- **TASK DETAILS**
From the records, return each line that has the word "pensioenregeling" in it.

- **AVAILABLE DATA**
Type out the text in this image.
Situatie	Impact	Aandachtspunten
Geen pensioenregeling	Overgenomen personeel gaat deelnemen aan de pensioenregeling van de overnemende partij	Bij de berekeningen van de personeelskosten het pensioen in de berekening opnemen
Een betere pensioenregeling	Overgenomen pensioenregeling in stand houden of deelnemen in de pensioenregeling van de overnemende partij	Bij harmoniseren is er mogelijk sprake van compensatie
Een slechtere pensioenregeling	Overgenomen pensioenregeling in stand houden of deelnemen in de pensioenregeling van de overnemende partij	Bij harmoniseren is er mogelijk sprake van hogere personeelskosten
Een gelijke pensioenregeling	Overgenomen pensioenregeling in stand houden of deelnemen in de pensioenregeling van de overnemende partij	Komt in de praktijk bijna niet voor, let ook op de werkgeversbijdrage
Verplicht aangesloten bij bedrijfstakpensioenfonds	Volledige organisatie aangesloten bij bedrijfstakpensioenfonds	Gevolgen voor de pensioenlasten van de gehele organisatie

- **PROBLEM SOLUTION**
Geen pensioenregeling	Overgenomen personeel gaat deelnemen aan de pensioenregeling van de overnemende partij	Bij de berekeningen van de personeelskosten het pensioen in de berekening opnemen
Een betere pensioenregeling	Overgenomen pensioenregeling in stand houden of deelnemen in de pensioenregeling van de overnemende partij	Bij harmoniseren is er mogelijk sprake van compensatie
Een slechtere pensioenregeling	Overgenomen pensioenregeling in stand houden of deelnemen in de pensioenregeling van de overnemende partij	Bij harmoniseren is er mogelijk sprake van hogere personeelskosten
Een gelijke pensioenregeling	Overgenomen pensioenregeling in stand houden of deelnemen in de pensioenregeling van de overnemende partij	Komt in de praktijk bijna niet voor, let ook op de werkgeversbijdrage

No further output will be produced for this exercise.